## start DATA LISTING

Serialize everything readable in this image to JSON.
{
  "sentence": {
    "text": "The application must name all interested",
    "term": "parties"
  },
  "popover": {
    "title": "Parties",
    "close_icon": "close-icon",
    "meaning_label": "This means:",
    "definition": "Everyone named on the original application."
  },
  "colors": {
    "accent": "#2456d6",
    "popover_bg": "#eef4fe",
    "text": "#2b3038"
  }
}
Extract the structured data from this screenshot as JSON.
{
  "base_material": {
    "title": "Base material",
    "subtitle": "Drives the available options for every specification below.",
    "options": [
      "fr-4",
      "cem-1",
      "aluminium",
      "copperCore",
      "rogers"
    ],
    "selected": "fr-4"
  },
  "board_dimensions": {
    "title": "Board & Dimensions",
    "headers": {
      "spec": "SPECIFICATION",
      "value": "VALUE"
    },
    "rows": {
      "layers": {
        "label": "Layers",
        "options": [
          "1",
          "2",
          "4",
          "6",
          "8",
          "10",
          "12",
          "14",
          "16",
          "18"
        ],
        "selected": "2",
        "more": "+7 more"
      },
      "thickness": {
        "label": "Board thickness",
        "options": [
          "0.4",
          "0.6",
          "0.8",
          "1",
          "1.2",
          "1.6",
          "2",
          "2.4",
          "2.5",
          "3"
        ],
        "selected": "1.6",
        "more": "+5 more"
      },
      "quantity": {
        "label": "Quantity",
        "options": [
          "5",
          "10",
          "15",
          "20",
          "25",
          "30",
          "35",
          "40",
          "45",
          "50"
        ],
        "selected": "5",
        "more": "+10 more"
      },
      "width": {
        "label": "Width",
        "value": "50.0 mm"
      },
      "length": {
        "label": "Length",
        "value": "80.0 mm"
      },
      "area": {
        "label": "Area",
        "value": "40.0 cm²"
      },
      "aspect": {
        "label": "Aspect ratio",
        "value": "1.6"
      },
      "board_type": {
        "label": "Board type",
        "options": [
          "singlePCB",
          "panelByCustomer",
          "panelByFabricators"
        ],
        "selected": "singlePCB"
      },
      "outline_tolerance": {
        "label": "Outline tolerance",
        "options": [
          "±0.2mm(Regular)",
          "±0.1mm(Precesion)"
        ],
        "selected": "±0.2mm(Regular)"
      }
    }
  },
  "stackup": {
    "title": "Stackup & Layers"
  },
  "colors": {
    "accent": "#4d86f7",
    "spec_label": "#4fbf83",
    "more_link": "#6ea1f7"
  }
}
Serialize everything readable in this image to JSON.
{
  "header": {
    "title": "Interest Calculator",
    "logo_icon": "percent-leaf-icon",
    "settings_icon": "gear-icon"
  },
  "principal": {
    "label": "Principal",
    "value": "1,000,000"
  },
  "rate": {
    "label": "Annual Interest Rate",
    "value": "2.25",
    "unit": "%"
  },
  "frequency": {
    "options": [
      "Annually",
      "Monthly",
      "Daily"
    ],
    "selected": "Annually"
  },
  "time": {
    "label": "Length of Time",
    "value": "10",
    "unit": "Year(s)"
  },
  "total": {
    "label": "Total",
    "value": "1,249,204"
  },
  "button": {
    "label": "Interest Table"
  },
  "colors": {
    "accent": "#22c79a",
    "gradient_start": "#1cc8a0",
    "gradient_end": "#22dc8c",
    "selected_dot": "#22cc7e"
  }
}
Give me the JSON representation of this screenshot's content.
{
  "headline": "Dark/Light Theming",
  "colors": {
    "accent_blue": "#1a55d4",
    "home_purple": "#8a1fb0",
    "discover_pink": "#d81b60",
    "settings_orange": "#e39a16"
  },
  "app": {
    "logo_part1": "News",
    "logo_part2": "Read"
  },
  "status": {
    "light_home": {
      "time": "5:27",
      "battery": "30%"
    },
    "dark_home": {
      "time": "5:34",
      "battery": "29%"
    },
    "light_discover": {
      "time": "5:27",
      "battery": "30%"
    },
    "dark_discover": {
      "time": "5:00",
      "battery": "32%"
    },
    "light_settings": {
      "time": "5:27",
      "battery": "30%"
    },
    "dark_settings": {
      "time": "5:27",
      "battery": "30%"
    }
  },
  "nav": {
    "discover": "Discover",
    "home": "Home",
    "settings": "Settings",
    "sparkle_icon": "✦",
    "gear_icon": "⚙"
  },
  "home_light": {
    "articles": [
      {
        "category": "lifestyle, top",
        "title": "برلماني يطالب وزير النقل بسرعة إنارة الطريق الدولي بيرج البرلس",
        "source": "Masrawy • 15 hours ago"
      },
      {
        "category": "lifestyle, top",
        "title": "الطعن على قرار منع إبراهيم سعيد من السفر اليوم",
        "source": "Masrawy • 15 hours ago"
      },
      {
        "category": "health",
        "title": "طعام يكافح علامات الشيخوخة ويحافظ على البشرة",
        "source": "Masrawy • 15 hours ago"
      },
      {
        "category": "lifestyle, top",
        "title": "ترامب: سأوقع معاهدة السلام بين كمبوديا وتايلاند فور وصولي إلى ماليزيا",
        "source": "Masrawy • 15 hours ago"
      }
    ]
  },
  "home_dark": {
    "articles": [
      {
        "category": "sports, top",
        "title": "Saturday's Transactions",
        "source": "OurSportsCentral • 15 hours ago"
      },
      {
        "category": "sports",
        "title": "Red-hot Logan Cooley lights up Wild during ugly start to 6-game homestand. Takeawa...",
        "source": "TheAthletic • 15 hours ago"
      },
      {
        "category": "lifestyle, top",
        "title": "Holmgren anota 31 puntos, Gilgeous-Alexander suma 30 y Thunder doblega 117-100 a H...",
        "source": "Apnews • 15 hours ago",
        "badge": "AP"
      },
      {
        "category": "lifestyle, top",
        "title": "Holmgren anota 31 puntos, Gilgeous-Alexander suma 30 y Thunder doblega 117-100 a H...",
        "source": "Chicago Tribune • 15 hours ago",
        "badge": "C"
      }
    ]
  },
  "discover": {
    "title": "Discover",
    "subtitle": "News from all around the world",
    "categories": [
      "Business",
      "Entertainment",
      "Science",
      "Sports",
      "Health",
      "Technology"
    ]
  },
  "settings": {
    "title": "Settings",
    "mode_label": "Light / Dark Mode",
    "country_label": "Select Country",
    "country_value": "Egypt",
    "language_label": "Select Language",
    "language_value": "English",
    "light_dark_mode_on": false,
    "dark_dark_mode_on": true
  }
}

## end DATA LISTING

Output all of the data again. Match it exactly.

Serialize everything readable in this image to JSON.
{
  "sentence": {
    "text": "The application must name all interested",
    "term": "parties"
  },
  "popover": {
    "title": "Parties",
    "close_icon": "close-icon",
    "meaning_label": "This means:",
    "definition": "Everyone named on the original application."
  },
  "colors": {
    "accent": "#2456d6",
    "popover_bg": "#eef4fe",
    "text": "#2b3038"
  }
}
Extract the structured data from this screenshot as JSON.
{
  "base_material": {
    "title": "Base material",
    "subtitle": "Drives the available options for every specification below.",
    "options": [
      "fr-4",
      "cem-1",
      "aluminium",
      "copperCore",
      "rogers"
    ],
    "selected": "fr-4"
  },
  "board_dimensions": {
    "title": "Board & Dimensions",
    "headers": {
      "spec": "SPECIFICATION",
      "value": "VALUE"
    },
    "rows": {
      "layers": {
        "label": "Layers",
        "options": [
          "1",
          "2",
          "4",
          "6",
          "8",
          "10",
          "12",
          "14",
          "16",
          "18"
        ],
        "selected": "2",
        "more": "+7 more"
      },
      "thickness": {
        "label": "Board thickness",
        "options": [
          "0.4",
          "0.6",
          "0.8",
          "1",
          "1.2",
          "1.6",
          "2",
          "2.4",
          "2.5",
          "3"
        ],
        "selected": "1.6",
        "more": "+5 more"
      },
      "quantity": {
        "label": "Quantity",
        "options": [
          "5",
          "10",
          "15",
          "20",
          "25",
          "30",
          "35",
          "40",
          "45",
          "50"
        ],
        "selected": "5",
        "more": "+10 more"
      },
      "width": {
        "label": "Width",
        "value": "50.0 mm"
      },
      "length": {
        "label": "Length",
        "value": "80.0 mm"
      },
      "area": {
        "label": "Area",
        "value": "40.0 cm²"
      },
      "aspect": {
        "label": "Aspect ratio",
        "value": "1.6"
      },
      "board_type": {
        "label": "Board type",
        "options": [
          "singlePCB",
          "panelByCustomer",
          "panelByFabricators"
        ],
        "selected": "singlePCB"
      },
      "outline_tolerance": {
        "label": "Outline tolerance",
        "options": [
          "±0.2mm(Regular)",
          "±0.1mm(Precesion)"
        ],
        "selected": "±0.2mm(Regular)"
      }
    }
  },
  "stackup": {
    "title": "Stackup & Layers"
  },
  "colors": {
    "accent": "#4d86f7",
    "spec_label": "#4fbf83",
    "more_link": "#6ea1f7"
  }
}
Serialize everything readable in this image to JSON.
{
  "header": {
    "title": "Interest Calculator",
    "logo_icon": "percent-leaf-icon",
    "settings_icon": "gear-icon"
  },
  "principal": {
    "label": "Principal",
    "value": "1,000,000"
  },
  "rate": {
    "label": "Annual Interest Rate",
    "value": "2.25",
    "unit": "%"
  },
  "frequency": {
    "options": [
      "Annually",
      "Monthly",
      "Daily"
    ],
    "selected": "Annually"
  },
  "time": {
    "label": "Length of Time",
    "value": "10",
    "unit": "Year(s)"
  },
  "total": {
    "label": "Total",
    "value": "1,249,204"
  },
  "button": {
    "label": "Interest Table"
  },
  "colors": {
    "accent": "#22c79a",
    "gradient_start": "#1cc8a0",
    "gradient_end": "#22dc8c",
    "selected_dot": "#22cc7e"
  }
}
Give me the JSON representation of this screenshot's content.
{
  "headline": "Dark/Light Theming",
  "colors": {
    "accent_blue": "#1a55d4",
    "home_purple": "#8a1fb0",
    "discover_pink": "#d81b60",
    "settings_orange": "#e39a16"
  },
  "app": {
    "logo_part1": "News",
    "logo_part2": "Read"
  },
  "status": {
    "light_home": {
      "time": "5:27",
      "battery": "30%"
    },
    "dark_home": {
      "time": "5:34",
      "battery": "29%"
    },
    "light_discover": {
      "time": "5:27",
      "battery": "30%"
    },
    "dark_discover": {
      "time": "5:00",
      "battery": "32%"
    },
    "light_settings": {
      "time": "5:27",
      "battery": "30%"
    },
    "dark_settings": {
      "time": "5:27",
      "battery": "30%"
    }
  },
  "nav": {
    "discover": "Discover",
    "home": "Home",
    "settings": "Settings",
    "sparkle_icon": "✦",
    "gear_icon": "⚙"
  },
  "home_light": {
    "articles": [
      {
        "category": "lifestyle, top",
        "title": "برلماني يطالب وزير النقل بسرعة إنارة الطريق الدولي بيرج البرلس",
        "source": "Masrawy • 15 hours ago"
      },
      {
        "category": "lifestyle, top",
        "title": "الطعن على قرار منع إبراهيم سعيد من السفر اليوم",
        "source": "Masrawy • 15 hours ago"
      },
      {
        "category": "health",
        "title": "طعام يكافح علامات الشيخوخة ويحافظ على البشرة",
        "source": "Masrawy • 15 hours ago"
      },
      {
        "category": "lifestyle, top",
        "title": "ترامب: سأوقع معاهدة السلام بين كمبوديا وتايلاند فور وصولي إلى ماليزيا",
        "source": "Masrawy • 15 hours ago"
      }
    ]
  },
  "home_dark": {
    "articles": [
      {
        "category": "sports, top",
        "title": "Saturday's Transactions",
        "source": "OurSportsCentral • 15 hours ago"
      },
      {
        "category": "sports",
        "title": "Red-hot Logan Cooley lights up Wild during ugly start to 6-game homestand. Takeawa...",
        "source": "TheAthletic • 15 hours ago"
      },
      {
        "category": "lifestyle, top",
        "title": "Holmgren anota 31 puntos, Gilgeous-Alexander suma 30 y Thunder doblega 117-100 a H...",
        "source": "Apnews • 15 hours ago",
        "badge": "AP"
      },
      {
        "category": "lifestyle, top",
        "title": "Holmgren anota 31 puntos, Gilgeous-Alexander suma 30 y Thunder doblega 117-100 a H...",
        "source": "Chicago Tribune • 15 hours ago",
        "badge": "C"
      }
    ]
  },
  "discover": {
    "title": "Discover",
    "subtitle": "News from all around the world",
    "categories": [
      "Business",
      "Entertainment",
      "Science",
      "Sports",
      "Health",
      "Technology"
    ]
  },
  "settings": {
    "title": "Settings",
    "mode_label": "Light / Dark Mode",
    "country_label": "Select Country",
    "country_value": "Egypt",
    "language_label": "Select Language",
    "language_value": "English",
    "light_dark_mode_on": false,
    "dark_dark_mode_on": true
  }
}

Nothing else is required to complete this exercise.